= OBJECTIVE =
Where the string "cases" occurs in the material below, report the whole line.

=======

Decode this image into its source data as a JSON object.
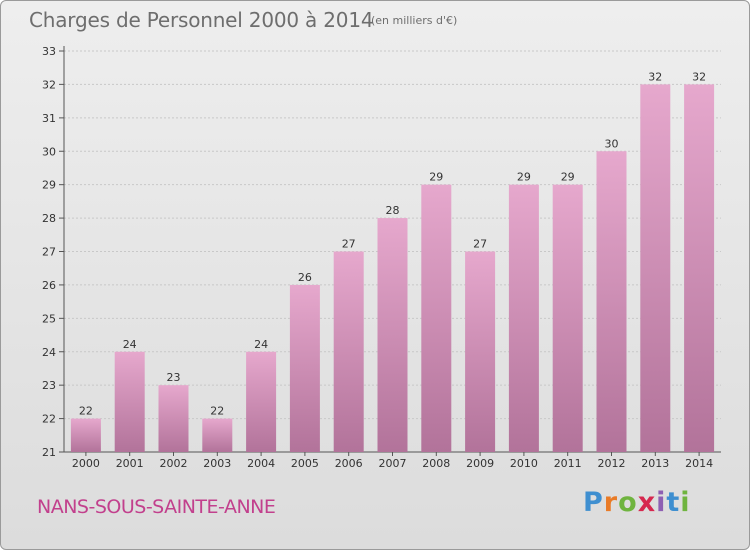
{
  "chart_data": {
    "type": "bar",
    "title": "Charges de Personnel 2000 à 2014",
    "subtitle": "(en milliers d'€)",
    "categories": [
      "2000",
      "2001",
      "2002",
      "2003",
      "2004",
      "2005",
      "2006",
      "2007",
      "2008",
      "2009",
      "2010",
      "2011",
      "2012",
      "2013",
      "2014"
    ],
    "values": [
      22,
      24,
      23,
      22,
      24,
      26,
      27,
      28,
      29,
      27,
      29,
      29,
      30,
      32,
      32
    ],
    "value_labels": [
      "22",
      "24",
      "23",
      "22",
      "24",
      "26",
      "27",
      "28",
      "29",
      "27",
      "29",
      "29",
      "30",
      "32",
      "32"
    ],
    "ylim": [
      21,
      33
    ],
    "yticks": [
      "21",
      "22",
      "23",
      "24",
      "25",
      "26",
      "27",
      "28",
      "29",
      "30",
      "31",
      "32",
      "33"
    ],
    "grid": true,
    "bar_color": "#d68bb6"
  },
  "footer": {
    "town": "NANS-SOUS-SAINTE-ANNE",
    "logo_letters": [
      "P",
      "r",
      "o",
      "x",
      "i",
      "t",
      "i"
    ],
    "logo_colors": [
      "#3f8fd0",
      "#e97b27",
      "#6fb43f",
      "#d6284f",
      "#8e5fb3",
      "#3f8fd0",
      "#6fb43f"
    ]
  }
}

=======

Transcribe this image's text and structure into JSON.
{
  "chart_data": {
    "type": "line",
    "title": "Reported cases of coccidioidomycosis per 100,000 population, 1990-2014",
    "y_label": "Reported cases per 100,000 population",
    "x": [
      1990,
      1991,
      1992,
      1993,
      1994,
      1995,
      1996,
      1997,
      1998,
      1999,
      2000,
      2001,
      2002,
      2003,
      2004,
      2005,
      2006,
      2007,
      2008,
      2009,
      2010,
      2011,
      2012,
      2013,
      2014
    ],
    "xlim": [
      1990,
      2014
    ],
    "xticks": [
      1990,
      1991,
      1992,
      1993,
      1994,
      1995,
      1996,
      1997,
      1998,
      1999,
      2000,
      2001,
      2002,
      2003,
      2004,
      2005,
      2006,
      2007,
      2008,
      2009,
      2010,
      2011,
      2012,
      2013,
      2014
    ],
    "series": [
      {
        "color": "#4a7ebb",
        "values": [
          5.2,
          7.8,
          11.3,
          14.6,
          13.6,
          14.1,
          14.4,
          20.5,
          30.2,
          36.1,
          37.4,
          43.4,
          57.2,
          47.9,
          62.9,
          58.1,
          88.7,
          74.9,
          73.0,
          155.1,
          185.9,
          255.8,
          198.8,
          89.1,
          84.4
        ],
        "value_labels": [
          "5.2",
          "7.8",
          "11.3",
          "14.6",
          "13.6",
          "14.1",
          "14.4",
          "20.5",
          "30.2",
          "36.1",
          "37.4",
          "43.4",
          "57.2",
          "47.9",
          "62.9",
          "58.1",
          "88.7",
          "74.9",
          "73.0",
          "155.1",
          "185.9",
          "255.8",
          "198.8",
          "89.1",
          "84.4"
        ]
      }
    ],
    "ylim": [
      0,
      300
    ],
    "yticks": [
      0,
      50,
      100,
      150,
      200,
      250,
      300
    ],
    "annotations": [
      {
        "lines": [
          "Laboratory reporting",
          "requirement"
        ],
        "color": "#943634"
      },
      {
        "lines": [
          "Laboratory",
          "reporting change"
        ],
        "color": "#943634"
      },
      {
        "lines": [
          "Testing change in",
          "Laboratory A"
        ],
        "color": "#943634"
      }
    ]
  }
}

=======

= FULL SOLUTION =
    "title": "Reported cases of coccidioidomycosis per 100,000 population, 1990-2014",
    "y_label": "Reported cases per 100,000 population",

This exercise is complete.